◆ What the exercise asks
Only a number is required: how many lines of the material contain the word "былъ"?

Dataset entries
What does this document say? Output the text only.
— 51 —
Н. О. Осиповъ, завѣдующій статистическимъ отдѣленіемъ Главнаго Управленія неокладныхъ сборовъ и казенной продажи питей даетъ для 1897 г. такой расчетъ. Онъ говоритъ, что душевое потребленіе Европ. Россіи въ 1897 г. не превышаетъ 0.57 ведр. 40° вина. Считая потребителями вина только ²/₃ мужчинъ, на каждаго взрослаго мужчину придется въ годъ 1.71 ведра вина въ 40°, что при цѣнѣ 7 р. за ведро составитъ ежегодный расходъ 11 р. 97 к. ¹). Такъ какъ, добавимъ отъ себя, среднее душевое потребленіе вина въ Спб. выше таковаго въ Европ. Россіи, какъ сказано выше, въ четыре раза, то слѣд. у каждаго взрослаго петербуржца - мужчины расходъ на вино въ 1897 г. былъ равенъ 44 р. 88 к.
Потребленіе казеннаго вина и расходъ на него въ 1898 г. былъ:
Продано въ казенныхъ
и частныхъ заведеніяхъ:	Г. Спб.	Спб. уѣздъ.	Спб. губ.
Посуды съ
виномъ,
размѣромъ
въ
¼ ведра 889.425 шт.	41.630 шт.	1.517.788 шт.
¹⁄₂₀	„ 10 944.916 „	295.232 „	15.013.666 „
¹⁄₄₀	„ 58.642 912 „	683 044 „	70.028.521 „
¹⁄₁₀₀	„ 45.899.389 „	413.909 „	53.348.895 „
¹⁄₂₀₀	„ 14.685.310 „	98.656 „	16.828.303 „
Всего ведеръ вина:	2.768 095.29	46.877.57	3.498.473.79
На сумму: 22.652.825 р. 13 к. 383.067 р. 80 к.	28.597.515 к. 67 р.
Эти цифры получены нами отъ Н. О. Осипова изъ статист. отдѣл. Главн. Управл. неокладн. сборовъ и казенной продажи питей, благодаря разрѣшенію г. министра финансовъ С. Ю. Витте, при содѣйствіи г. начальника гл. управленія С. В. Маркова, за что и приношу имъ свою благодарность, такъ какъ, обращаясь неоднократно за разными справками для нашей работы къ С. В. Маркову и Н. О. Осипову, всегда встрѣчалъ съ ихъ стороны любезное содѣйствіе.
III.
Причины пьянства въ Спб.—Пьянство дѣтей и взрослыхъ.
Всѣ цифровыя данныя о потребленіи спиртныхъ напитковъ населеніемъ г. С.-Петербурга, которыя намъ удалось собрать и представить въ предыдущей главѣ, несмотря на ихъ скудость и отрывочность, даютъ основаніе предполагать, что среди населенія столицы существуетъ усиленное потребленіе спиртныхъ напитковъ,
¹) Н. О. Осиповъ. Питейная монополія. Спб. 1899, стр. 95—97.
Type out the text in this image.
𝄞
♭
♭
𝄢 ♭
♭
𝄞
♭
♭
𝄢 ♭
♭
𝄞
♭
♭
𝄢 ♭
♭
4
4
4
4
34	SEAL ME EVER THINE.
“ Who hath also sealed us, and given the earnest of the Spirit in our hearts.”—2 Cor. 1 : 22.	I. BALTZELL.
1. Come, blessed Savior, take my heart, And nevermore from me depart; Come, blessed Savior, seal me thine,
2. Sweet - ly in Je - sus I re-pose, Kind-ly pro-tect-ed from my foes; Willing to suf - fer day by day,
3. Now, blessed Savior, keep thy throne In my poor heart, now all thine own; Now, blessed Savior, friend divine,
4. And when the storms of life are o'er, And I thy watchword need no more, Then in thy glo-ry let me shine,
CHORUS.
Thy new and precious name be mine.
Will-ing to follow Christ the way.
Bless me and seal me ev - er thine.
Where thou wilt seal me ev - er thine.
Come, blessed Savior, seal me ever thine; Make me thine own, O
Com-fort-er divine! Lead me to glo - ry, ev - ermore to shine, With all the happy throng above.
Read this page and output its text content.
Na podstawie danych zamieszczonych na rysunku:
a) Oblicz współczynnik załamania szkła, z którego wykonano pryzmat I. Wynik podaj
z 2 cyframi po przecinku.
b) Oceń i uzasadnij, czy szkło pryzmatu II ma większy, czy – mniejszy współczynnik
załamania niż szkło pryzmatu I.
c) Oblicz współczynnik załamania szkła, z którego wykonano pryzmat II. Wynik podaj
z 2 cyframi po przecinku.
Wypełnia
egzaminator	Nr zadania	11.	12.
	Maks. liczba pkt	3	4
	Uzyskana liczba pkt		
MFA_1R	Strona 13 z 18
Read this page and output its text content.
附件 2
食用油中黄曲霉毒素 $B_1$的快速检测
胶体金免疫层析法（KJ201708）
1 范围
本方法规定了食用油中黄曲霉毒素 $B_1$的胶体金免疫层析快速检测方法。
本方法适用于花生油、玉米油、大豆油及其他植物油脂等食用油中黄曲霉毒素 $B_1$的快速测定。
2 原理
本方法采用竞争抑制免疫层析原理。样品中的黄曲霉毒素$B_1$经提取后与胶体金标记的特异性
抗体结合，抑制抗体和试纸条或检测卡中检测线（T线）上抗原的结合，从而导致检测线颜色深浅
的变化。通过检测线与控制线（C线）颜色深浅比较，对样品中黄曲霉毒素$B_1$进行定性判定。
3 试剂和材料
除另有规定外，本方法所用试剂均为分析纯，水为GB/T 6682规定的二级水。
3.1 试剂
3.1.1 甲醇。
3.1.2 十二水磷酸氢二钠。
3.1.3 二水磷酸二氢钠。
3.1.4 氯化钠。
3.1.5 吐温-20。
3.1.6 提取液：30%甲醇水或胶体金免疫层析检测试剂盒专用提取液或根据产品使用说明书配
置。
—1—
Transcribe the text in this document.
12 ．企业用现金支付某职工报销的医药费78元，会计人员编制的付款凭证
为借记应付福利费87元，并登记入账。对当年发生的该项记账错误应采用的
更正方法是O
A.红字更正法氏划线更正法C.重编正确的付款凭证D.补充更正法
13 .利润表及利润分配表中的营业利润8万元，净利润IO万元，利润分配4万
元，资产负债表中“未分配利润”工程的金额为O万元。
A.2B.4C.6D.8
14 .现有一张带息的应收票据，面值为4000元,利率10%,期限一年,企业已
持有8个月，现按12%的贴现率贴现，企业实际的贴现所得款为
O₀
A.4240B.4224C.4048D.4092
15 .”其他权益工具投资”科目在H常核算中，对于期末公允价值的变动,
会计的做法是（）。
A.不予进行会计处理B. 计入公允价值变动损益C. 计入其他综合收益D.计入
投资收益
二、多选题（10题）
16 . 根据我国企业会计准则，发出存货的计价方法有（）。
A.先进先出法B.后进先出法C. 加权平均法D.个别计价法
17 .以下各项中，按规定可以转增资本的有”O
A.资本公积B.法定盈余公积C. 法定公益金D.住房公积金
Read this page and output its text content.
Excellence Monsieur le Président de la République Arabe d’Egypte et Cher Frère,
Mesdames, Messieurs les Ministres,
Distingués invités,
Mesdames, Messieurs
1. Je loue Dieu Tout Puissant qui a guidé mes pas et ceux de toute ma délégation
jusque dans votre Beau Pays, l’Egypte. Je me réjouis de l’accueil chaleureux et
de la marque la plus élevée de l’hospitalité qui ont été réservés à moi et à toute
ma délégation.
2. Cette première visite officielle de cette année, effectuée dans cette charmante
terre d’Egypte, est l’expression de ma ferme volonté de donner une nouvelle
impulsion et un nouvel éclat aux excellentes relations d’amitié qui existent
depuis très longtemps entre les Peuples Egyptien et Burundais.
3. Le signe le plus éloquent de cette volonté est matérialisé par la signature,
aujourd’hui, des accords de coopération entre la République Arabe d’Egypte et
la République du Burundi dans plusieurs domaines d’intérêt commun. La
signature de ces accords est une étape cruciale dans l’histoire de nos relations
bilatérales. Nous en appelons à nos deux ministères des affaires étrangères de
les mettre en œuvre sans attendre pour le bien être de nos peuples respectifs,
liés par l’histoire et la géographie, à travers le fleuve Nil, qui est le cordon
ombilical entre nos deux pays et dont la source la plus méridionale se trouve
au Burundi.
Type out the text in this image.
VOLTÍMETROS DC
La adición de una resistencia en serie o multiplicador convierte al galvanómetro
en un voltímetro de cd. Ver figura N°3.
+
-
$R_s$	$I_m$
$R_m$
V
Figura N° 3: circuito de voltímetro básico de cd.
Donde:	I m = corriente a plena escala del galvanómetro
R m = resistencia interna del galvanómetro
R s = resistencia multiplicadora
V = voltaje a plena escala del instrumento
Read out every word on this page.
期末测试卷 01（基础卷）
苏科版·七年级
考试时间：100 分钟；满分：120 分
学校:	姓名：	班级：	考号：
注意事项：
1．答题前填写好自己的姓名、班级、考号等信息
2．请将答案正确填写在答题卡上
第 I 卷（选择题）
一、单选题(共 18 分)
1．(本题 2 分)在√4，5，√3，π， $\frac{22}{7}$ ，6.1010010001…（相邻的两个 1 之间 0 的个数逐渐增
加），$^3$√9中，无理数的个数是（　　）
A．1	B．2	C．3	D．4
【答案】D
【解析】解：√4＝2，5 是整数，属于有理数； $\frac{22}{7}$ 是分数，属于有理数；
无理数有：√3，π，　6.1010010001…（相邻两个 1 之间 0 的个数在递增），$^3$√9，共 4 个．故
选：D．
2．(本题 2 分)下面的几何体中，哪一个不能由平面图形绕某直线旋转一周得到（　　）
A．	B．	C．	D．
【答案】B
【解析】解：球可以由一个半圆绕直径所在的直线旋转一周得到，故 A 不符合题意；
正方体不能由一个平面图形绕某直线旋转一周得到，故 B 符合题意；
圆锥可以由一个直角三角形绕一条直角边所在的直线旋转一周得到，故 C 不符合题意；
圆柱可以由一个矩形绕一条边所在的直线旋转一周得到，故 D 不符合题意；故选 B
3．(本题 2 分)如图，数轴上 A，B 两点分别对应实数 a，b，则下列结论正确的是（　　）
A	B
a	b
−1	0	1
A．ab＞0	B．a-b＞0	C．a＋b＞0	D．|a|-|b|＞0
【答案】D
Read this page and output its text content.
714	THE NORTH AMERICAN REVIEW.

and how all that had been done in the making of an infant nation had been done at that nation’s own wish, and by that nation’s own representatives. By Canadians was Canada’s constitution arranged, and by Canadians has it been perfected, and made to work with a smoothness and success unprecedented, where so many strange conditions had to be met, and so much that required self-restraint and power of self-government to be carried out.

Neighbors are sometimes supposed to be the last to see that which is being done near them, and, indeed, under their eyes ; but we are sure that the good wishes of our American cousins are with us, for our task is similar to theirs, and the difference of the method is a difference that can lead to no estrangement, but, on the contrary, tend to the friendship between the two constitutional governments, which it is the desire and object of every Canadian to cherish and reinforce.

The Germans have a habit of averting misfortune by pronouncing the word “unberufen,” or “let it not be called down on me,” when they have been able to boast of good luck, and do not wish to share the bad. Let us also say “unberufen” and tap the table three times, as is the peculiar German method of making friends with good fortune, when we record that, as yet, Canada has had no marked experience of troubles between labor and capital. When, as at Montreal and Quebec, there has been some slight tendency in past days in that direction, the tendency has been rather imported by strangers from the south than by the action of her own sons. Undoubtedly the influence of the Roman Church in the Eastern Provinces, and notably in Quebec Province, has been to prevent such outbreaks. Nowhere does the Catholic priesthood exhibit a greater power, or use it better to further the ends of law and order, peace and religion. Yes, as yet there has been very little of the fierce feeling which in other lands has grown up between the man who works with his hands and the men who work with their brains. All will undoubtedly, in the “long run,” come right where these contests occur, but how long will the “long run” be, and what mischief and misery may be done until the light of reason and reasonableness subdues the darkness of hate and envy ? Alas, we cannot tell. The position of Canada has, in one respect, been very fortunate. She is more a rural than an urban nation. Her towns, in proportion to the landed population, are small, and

◆ Exercise output
2